(Working data)

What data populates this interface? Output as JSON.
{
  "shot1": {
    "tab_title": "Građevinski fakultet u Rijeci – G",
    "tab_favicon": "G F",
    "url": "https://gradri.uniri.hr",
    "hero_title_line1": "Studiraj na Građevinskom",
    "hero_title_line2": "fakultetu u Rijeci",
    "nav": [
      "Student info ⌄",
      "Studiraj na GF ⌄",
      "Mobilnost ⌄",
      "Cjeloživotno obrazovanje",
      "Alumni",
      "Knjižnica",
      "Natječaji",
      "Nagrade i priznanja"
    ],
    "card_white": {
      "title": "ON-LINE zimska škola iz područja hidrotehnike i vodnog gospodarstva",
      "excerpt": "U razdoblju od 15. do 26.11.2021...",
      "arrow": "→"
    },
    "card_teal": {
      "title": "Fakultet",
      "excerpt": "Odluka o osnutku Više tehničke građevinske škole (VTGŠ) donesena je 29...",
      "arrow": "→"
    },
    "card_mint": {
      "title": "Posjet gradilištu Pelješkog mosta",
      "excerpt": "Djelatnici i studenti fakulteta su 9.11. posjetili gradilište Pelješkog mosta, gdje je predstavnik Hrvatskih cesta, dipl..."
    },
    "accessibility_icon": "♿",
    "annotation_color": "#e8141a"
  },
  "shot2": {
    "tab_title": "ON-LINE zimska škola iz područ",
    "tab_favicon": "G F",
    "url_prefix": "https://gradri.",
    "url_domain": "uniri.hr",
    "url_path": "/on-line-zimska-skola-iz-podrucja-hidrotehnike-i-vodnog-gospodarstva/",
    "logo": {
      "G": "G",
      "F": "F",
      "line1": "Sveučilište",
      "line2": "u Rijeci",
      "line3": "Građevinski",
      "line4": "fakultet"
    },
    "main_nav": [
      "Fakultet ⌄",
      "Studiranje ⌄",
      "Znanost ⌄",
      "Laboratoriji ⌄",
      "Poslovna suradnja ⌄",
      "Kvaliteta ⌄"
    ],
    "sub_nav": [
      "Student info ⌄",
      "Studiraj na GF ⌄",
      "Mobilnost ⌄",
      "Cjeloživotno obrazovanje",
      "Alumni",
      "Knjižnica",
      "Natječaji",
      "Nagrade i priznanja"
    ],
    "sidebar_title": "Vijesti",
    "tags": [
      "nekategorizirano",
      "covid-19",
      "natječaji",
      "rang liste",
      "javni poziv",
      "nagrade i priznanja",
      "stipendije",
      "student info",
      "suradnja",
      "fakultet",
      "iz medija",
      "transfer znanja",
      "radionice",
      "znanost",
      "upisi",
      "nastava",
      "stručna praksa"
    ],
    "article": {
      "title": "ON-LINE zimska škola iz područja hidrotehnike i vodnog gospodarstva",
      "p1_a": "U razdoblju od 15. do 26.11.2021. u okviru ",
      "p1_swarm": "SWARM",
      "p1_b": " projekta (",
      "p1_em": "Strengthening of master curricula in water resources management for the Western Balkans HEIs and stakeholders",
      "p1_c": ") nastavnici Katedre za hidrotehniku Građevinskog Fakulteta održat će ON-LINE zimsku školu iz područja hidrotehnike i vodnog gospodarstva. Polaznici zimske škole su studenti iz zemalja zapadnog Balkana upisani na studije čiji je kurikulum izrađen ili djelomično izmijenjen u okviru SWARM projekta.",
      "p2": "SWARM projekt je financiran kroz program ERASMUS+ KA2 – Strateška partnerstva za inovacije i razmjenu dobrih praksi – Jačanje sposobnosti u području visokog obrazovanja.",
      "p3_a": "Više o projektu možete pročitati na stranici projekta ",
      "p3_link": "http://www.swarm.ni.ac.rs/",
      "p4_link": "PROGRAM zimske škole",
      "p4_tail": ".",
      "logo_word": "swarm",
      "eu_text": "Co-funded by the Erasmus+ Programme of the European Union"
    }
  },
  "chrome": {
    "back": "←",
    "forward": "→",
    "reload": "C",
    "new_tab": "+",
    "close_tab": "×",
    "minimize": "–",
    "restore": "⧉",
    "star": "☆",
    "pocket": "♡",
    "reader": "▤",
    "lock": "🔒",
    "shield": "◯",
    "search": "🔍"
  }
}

(Exercise aim)
Reproduce the material precisely, including every line.

(Task response)
What data populates this interface? Output as JSON.
{
  "shot1": {
    "tab_title": "Građevinski fakultet u Rijeci – G",
    "tab_favicon": "G F",
    "url": "https://gradri.uniri.hr",
    "hero_title_line1": "Studiraj na Građevinskom",
    "hero_title_line2": "fakultetu u Rijeci",
    "nav": [
      "Student info ⌄",
      "Studiraj na GF ⌄",
      "Mobilnost ⌄",
      "Cjeloživotno obrazovanje",
      "Alumni",
      "Knjižnica",
      "Natječaji",
      "Nagrade i priznanja"
    ],
    "card_white": {
      "title": "ON-LINE zimska škola iz područja hidrotehnike i vodnog gospodarstva",
      "excerpt": "U razdoblju od 15. do 26.11.2021...",
      "arrow": "→"
    },
    "card_teal": {
      "title": "Fakultet",
      "excerpt": "Odluka o osnutku Više tehničke građevinske škole (VTGŠ) donesena je 29...",
      "arrow": "→"
    },
    "card_mint": {
      "title": "Posjet gradilištu Pelješkog mosta",
      "excerpt": "Djelatnici i studenti fakulteta su 9.11. posjetili gradilište Pelješkog mosta, gdje je predstavnik Hrvatskih cesta, dipl..."
    },
    "accessibility_icon": "♿",
    "annotation_color": "#e8141a"
  },
  "shot2": {
    "tab_title": "ON-LINE zimska škola iz područ",
    "tab_favicon": "G F",
    "url_prefix": "https://gradri.",
    "url_domain": "uniri.hr",
    "url_path": "/on-line-zimska-skola-iz-podrucja-hidrotehnike-i-vodnog-gospodarstva/",
    "logo": {
      "G": "G",
      "F": "F",
      "line1": "Sveučilište",
      "line2": "u Rijeci",
      "line3": "Građevinski",
      "line4": "fakultet"
    },
    "main_nav": [
      "Fakultet ⌄",
      "Studiranje ⌄",
      "Znanost ⌄",
      "Laboratoriji ⌄",
      "Poslovna suradnja ⌄",
      "Kvaliteta ⌄"
    ],
    "sub_nav": [
      "Student info ⌄",
      "Studiraj na GF ⌄",
      "Mobilnost ⌄",
      "Cjeloživotno obrazovanje",
      "Alumni",
      "Knjižnica",
      "Natječaji",
      "Nagrade i priznanja"
    ],
    "sidebar_title": "Vijesti",
    "tags": [
      "nekategorizirano",
      "covid-19",
      "natječaji",
      "rang liste",
      "javni poziv",
      "nagrade i priznanja",
      "stipendije",
      "student info",
      "suradnja",
      "fakultet",
      "iz medija",
      "transfer znanja",
      "radionice",
      "znanost",
      "upisi",
      "nastava",
      "stručna praksa"
    ],
    "article": {
      "title": "ON-LINE zimska škola iz područja hidrotehnike i vodnog gospodarstva",
      "p1_a": "U razdoblju od 15. do 26.11.2021. u okviru ",
      "p1_swarm": "SWARM",
      "p1_b": " projekta (",
      "p1_em": "Strengthening of master curricula in water resources management for the Western Balkans HEIs and stakeholders",
      "p1_c": ") nastavnici Katedre za hidrotehniku Građevinskog Fakulteta održat će ON-LINE zimsku školu iz područja hidrotehnike i vodnog gospodarstva. Polaznici zimske škole su studenti iz zemalja zapadnog Balkana upisani na studije čiji je kurikulum izrađen ili djelomično izmijenjen u okviru SWARM projekta.",
      "p2": "SWARM projekt je financiran kroz program ERASMUS+ KA2 – Strateška partnerstva za inovacije i razmjenu dobrih praksi – Jačanje sposobnosti u području visokog obrazovanja.",
      "p3_a": "Više o projektu možete pročitati na stranici projekta ",
      "p3_link": "http://www.swarm.ni.ac.rs/",
      "p4_link": "PROGRAM zimske škole",
      "p4_tail": ".",
      "logo_word": "swarm",
      "eu_text": "Co-funded by the Erasmus+ Programme of the European Union"
    }
  },
  "chrome": {
    "back": "←",
    "forward": "→",
    "reload": "C",
    "new_tab": "+",
    "close_tab": "×",
    "minimize": "–",
    "restore": "⧉",
    "star": "☆",
    "pocket": "♡",
    "reader": "▤",
    "lock": "🔒",
    "shield": "◯",
    "search": "🔍"
  }
}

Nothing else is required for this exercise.